Challenge — Copy the rows below, renaming every "tag-chip" to "tag-pill" and leaving everything else unchanged.
[Begin Given entries]
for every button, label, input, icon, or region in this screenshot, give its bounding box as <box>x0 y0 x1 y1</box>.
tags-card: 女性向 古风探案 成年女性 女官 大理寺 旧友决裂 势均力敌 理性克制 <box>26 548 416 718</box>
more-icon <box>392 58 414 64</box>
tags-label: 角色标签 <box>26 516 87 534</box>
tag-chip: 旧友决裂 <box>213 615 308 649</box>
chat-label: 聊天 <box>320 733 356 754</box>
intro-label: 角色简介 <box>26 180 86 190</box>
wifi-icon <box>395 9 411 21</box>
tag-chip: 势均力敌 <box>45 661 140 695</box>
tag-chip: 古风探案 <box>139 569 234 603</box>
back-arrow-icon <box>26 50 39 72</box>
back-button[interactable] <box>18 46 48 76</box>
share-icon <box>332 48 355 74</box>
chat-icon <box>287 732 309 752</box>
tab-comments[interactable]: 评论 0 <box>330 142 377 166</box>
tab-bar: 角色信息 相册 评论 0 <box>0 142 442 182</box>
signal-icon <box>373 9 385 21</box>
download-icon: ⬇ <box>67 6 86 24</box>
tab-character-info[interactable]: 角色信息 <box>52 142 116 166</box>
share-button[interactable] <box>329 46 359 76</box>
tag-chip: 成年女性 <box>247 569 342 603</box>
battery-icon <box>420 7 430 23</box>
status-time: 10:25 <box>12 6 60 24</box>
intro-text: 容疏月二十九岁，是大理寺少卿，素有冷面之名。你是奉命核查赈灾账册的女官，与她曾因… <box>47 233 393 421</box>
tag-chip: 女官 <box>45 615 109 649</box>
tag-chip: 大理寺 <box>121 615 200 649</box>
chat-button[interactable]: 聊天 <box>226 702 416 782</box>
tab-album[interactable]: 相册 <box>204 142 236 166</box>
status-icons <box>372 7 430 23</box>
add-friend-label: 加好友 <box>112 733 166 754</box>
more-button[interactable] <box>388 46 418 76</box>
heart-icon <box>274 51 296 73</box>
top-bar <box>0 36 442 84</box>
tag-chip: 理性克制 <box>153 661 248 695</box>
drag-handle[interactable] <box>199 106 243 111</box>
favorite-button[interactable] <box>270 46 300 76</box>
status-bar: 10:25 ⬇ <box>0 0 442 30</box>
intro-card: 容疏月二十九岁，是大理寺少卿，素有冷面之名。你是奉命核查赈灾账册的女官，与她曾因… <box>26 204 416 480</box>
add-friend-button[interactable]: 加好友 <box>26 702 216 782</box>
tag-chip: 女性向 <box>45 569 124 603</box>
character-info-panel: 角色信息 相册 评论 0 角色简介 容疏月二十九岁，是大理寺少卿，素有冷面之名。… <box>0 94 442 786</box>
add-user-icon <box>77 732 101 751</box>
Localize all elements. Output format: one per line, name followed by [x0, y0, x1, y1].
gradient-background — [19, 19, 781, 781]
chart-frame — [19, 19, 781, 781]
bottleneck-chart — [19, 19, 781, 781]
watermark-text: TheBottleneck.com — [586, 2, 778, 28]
[End Given entries]
Completed exercise —
for every button, label, input, icon, or region in this screenshot, give its bounding box as <box>x0 y0 x1 y1</box>.
tags-card: 女性向 古风探案 成年女性 女官 大理寺 旧友决裂 势均力敌 理性克制 <box>26 548 416 718</box>
more-icon <box>392 58 414 64</box>
tags-label: 角色标签 <box>26 516 87 534</box>
tag-pill: 旧友决裂 <box>213 615 308 649</box>
chat-label: 聊天 <box>320 733 356 754</box>
intro-label: 角色简介 <box>26 180 86 190</box>
wifi-icon <box>395 9 411 21</box>
tag-pill: 势均力敌 <box>45 661 140 695</box>
tag-pill: 古风探案 <box>139 569 234 603</box>
back-arrow-icon <box>26 50 39 72</box>
back-button[interactable] <box>18 46 48 76</box>
share-icon <box>332 48 355 74</box>
chat-icon <box>287 732 309 752</box>
tab-comments[interactable]: 评论 0 <box>330 142 377 166</box>
tab-bar: 角色信息 相册 评论 0 <box>0 142 442 182</box>
signal-icon <box>373 9 385 21</box>
download-icon: ⬇ <box>67 6 86 24</box>
tab-character-info[interactable]: 角色信息 <box>52 142 116 166</box>
share-button[interactable] <box>329 46 359 76</box>
tag-pill: 成年女性 <box>247 569 342 603</box>
battery-icon <box>420 7 430 23</box>
status-time: 10:25 <box>12 6 60 24</box>
intro-text: 容疏月二十九岁，是大理寺少卿，素有冷面之名。你是奉命核查赈灾账册的女官，与她曾因… <box>47 233 393 421</box>
tag-pill: 女官 <box>45 615 109 649</box>
tag-pill: 大理寺 <box>121 615 200 649</box>
chat-button[interactable]: 聊天 <box>226 702 416 782</box>
tab-album[interactable]: 相册 <box>204 142 236 166</box>
status-icons <box>372 7 430 23</box>
add-friend-label: 加好友 <box>112 733 166 754</box>
more-button[interactable] <box>388 46 418 76</box>
heart-icon <box>274 51 296 73</box>
top-bar <box>0 36 442 84</box>
tag-pill: 理性克制 <box>153 661 248 695</box>
drag-handle[interactable] <box>199 106 243 111</box>
favorite-button[interactable] <box>270 46 300 76</box>
status-bar: 10:25 ⬇ <box>0 0 442 30</box>
intro-card: 容疏月二十九岁，是大理寺少卿，素有冷面之名。你是奉命核查赈灾账册的女官，与她曾因… <box>26 204 416 480</box>
add-friend-button[interactable]: 加好友 <box>26 702 216 782</box>
tag-pill: 女性向 <box>45 569 124 603</box>
character-info-panel: 角色信息 相册 评论 0 角色简介 容疏月二十九岁，是大理寺少卿，素有冷面之名。… <box>0 94 442 786</box>
add-user-icon <box>77 732 101 751</box>
Localize all elements. Output format: one per line, name followed by [x0, y0, x1, y1].
gradient-background — [19, 19, 781, 781]
chart-frame — [19, 19, 781, 781]
bottleneck-chart — [19, 19, 781, 781]
watermark-text: TheBottleneck.com — [586, 2, 778, 28]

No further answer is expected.